### EXERCISE DIRECTIONS:
Restate the records below word for word.

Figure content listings
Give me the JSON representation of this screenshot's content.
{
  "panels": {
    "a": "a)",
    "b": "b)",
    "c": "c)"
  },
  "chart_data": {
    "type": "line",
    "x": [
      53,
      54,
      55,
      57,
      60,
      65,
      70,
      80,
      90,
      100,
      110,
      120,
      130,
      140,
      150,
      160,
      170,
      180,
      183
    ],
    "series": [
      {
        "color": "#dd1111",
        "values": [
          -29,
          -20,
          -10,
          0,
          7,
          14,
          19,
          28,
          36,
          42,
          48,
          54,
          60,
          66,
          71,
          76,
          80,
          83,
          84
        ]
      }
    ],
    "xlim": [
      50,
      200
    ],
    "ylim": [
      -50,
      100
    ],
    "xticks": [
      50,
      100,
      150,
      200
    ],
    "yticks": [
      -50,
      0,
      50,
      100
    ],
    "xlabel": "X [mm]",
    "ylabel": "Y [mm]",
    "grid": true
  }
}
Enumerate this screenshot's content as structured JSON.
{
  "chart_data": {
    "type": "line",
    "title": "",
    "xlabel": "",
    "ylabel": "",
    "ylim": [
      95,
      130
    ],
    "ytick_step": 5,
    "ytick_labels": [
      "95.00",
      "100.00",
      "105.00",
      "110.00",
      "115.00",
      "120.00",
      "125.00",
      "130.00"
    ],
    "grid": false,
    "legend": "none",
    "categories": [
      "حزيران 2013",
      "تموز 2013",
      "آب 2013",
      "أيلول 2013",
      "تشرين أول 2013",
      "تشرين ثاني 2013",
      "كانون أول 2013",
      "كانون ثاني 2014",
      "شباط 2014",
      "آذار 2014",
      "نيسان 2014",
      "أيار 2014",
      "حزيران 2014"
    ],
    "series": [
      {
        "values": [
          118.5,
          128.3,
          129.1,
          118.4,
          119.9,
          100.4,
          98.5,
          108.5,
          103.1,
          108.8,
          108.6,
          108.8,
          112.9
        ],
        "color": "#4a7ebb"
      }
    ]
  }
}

### SOLUTION TO THIS EXERCISE:
Give me the JSON representation of this screenshot's content.
{
  "panels": {
    "a": "a)",
    "b": "b)",
    "c": "c)"
  },
  "chart_data": {
    "type": "line",
    "x": [
      53,
      54,
      55,
      57,
      60,
      65,
      70,
      80,
      90,
      100,
      110,
      120,
      130,
      140,
      150,
      160,
      170,
      180,
      183
    ],
    "series": [
      {
        "color": "#dd1111",
        "values": [
          -29,
          -20,
          -10,
          0,
          7,
          14,
          19,
          28,
          36,
          42,
          48,
          54,
          60,
          66,
          71,
          76,
          80,
          83,
          84
        ]
      }
    ],
    "xlim": [
      50,
      200
    ],
    "ylim": [
      -50,
      100
    ],
    "xticks": [
      50,
      100,
      150,
      200
    ],
    "yticks": [
      -50,
      0,
      50,
      100
    ],
    "xlabel": "X [mm]",
    "ylabel": "Y [mm]",
    "grid": true
  }
}
Enumerate this screenshot's content as structured JSON.
{
  "chart_data": {
    "type": "line",
    "title": "",
    "xlabel": "",
    "ylabel": "",
    "ylim": [
      95,
      130
    ],
    "ytick_step": 5,
    "ytick_labels": [
      "95.00",
      "100.00",
      "105.00",
      "110.00",
      "115.00",
      "120.00",
      "125.00",
      "130.00"
    ],
    "grid": false,
    "legend": "none",
    "categories": [
      "حزيران 2013",
      "تموز 2013",
      "آب 2013",
      "أيلول 2013",
      "تشرين أول 2013",
      "تشرين ثاني 2013",
      "كانون أول 2013",
      "كانون ثاني 2014",
      "شباط 2014",
      "آذار 2014",
      "نيسان 2014",
      "أيار 2014",
      "حزيران 2014"
    ],
    "series": [
      {
        "values": [
          118.5,
          128.3,
          129.1,
          118.4,
          119.9,
          100.4,
          98.5,
          108.5,
          103.1,
          108.8,
          108.6,
          108.8,
          112.9
        ],
        "color": "#4a7ebb"
      }
    ]
  }
}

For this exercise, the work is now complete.